The exercise:
Copy out the data below line for line, with no changes.

[Item position entries]
══════

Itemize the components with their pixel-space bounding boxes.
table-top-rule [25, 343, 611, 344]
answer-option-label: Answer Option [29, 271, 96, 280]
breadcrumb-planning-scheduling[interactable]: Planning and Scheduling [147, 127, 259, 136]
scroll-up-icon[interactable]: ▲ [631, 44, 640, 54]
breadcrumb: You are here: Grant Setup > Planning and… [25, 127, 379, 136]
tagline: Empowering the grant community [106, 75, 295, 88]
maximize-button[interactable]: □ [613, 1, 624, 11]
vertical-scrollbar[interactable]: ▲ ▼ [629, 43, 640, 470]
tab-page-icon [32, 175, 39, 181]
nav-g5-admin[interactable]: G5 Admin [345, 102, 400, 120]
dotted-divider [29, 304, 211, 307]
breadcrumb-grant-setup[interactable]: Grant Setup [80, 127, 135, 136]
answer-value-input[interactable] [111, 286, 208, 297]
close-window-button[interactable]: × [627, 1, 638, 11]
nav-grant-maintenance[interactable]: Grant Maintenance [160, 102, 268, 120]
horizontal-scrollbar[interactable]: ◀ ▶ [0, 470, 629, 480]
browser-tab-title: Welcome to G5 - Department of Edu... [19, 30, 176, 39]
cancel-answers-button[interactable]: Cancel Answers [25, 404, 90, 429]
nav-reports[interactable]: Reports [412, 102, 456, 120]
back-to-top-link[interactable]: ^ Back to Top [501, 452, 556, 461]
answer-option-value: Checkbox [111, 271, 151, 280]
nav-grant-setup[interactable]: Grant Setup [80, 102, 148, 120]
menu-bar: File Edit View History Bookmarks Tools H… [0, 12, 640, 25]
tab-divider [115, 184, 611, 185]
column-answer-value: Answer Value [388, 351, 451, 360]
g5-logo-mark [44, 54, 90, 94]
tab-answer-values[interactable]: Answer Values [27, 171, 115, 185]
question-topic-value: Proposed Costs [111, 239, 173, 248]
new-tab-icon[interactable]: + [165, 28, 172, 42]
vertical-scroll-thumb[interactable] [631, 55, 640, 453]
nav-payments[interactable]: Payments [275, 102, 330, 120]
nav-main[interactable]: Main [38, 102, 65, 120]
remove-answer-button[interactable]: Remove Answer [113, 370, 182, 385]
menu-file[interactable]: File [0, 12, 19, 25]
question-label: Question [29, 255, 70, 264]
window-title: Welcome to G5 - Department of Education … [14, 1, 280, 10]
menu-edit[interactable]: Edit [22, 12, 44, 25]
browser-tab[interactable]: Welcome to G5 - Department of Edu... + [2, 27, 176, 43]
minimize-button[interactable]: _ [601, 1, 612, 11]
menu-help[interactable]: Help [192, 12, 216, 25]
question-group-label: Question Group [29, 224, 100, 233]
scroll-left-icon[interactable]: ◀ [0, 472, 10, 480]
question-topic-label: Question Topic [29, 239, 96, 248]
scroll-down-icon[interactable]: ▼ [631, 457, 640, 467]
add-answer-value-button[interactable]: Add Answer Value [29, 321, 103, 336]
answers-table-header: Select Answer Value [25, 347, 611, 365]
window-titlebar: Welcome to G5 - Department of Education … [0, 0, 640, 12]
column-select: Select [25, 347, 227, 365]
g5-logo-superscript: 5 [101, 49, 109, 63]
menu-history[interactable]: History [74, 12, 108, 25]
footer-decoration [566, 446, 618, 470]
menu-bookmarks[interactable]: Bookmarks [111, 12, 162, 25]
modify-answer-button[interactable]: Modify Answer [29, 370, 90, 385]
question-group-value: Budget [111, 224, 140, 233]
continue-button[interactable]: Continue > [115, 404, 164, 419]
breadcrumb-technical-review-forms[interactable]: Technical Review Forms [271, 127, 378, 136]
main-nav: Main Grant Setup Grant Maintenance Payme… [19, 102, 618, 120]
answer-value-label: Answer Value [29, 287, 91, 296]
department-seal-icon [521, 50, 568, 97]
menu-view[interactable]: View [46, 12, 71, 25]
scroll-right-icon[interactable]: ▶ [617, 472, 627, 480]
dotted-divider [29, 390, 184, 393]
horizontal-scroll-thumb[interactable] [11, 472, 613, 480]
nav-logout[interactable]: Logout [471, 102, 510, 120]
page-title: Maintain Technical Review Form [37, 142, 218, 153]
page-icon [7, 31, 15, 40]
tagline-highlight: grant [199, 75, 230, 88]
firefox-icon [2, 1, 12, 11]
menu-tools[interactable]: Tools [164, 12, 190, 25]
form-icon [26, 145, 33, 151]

══════

Result for this task:
Itemize the components with their pixel-space bounding boxes.
table-top-rule [25, 343, 611, 344]
answer-option-label: Answer Option [29, 271, 96, 280]
breadcrumb-planning-scheduling[interactable]: Planning and Scheduling [147, 127, 259, 136]
scroll-up-icon[interactable]: ▲ [631, 44, 640, 54]
breadcrumb: You are here: Grant Setup > Planning and… [25, 127, 379, 136]
tagline: Empowering the grant community [106, 75, 295, 88]
maximize-button[interactable]: □ [613, 1, 624, 11]
vertical-scrollbar[interactable]: ▲ ▼ [629, 43, 640, 470]
tab-page-icon [32, 175, 39, 181]
nav-g5-admin[interactable]: G5 Admin [345, 102, 400, 120]
dotted-divider [29, 304, 211, 307]
breadcrumb-grant-setup[interactable]: Grant Setup [80, 127, 135, 136]
answer-value-input[interactable] [111, 286, 208, 297]
close-window-button[interactable]: × [627, 1, 638, 11]
nav-grant-maintenance[interactable]: Grant Maintenance [160, 102, 268, 120]
horizontal-scrollbar[interactable]: ◀ ▶ [0, 470, 629, 480]
browser-tab-title: Welcome to G5 - Department of Edu... [19, 30, 176, 39]
cancel-answers-button[interactable]: Cancel Answers [25, 404, 90, 429]
nav-reports[interactable]: Reports [412, 102, 456, 120]
back-to-top-link[interactable]: ^ Back to Top [501, 452, 556, 461]
answer-option-value: Checkbox [111, 271, 151, 280]
nav-grant-setup[interactable]: Grant Setup [80, 102, 148, 120]
menu-bar: File Edit View History Bookmarks Tools H… [0, 12, 640, 25]
tab-divider [115, 184, 611, 185]
column-answer-value: Answer Value [388, 351, 451, 360]
g5-logo-mark [44, 54, 90, 94]
tab-answer-values[interactable]: Answer Values [27, 171, 115, 185]
question-topic-value: Proposed Costs [111, 239, 173, 248]
new-tab-icon[interactable]: + [165, 28, 172, 42]
vertical-scroll-thumb[interactable] [631, 55, 640, 453]
nav-payments[interactable]: Payments [275, 102, 330, 120]
nav-main[interactable]: Main [38, 102, 65, 120]
remove-answer-button[interactable]: Remove Answer [113, 370, 182, 385]
menu-file[interactable]: File [0, 12, 19, 25]
question-label: Question [29, 255, 70, 264]
window-title: Welcome to G5 - Department of Education … [14, 1, 280, 10]
menu-edit[interactable]: Edit [22, 12, 44, 25]
browser-tab[interactable]: Welcome to G5 - Department of Edu... + [2, 27, 176, 43]
minimize-button[interactable]: _ [601, 1, 612, 11]
menu-help[interactable]: Help [192, 12, 216, 25]
question-group-label: Question Group [29, 224, 100, 233]
scroll-left-icon[interactable]: ◀ [0, 472, 10, 480]
question-topic-label: Question Topic [29, 239, 96, 248]
scroll-down-icon[interactable]: ▼ [631, 457, 640, 467]
add-answer-value-button[interactable]: Add Answer Value [29, 321, 103, 336]
answers-table-header: Select Answer Value [25, 347, 611, 365]
window-titlebar: Welcome to G5 - Department of Education … [0, 0, 640, 12]
column-select: Select [25, 347, 227, 365]
g5-logo-superscript: 5 [101, 49, 109, 63]
menu-history[interactable]: History [74, 12, 108, 25]
footer-decoration [566, 446, 618, 470]
menu-bookmarks[interactable]: Bookmarks [111, 12, 162, 25]
modify-answer-button[interactable]: Modify Answer [29, 370, 90, 385]
question-group-value: Budget [111, 224, 140, 233]
continue-button[interactable]: Continue > [115, 404, 164, 419]
breadcrumb-technical-review-forms[interactable]: Technical Review Forms [271, 127, 378, 136]
main-nav: Main Grant Setup Grant Maintenance Payme… [19, 102, 618, 120]
answer-value-label: Answer Value [29, 287, 91, 296]
department-seal-icon [521, 50, 568, 97]
menu-view[interactable]: View [46, 12, 71, 25]
scroll-right-icon[interactable]: ▶ [617, 472, 627, 480]
dotted-divider [29, 390, 184, 393]
horizontal-scroll-thumb[interactable] [11, 472, 613, 480]
nav-logout[interactable]: Logout [471, 102, 510, 120]
page-title: Maintain Technical Review Form [37, 142, 218, 153]
page-icon [7, 31, 15, 40]
tagline-highlight: grant [199, 75, 230, 88]
firefox-icon [2, 1, 12, 11]
menu-tools[interactable]: Tools [164, 12, 190, 25]
form-icon [26, 145, 33, 151]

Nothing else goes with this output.